[Excerpts from a figure dataset]
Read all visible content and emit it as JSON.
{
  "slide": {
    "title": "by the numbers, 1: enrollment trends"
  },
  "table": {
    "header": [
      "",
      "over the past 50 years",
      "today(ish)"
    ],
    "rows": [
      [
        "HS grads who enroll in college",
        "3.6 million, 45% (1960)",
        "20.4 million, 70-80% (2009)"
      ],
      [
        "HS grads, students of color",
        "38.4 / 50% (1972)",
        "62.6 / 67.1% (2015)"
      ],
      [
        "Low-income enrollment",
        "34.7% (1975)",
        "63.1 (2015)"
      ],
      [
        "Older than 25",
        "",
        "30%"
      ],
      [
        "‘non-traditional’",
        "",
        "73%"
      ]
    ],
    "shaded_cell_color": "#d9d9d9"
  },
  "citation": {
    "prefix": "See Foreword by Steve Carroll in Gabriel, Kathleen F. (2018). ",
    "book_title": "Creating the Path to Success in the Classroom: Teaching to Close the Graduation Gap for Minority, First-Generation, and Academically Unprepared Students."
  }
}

Problem requirements -
Report how many lines in the data include the word "enrollment", and give nothing but the count.

Solved exercise -
2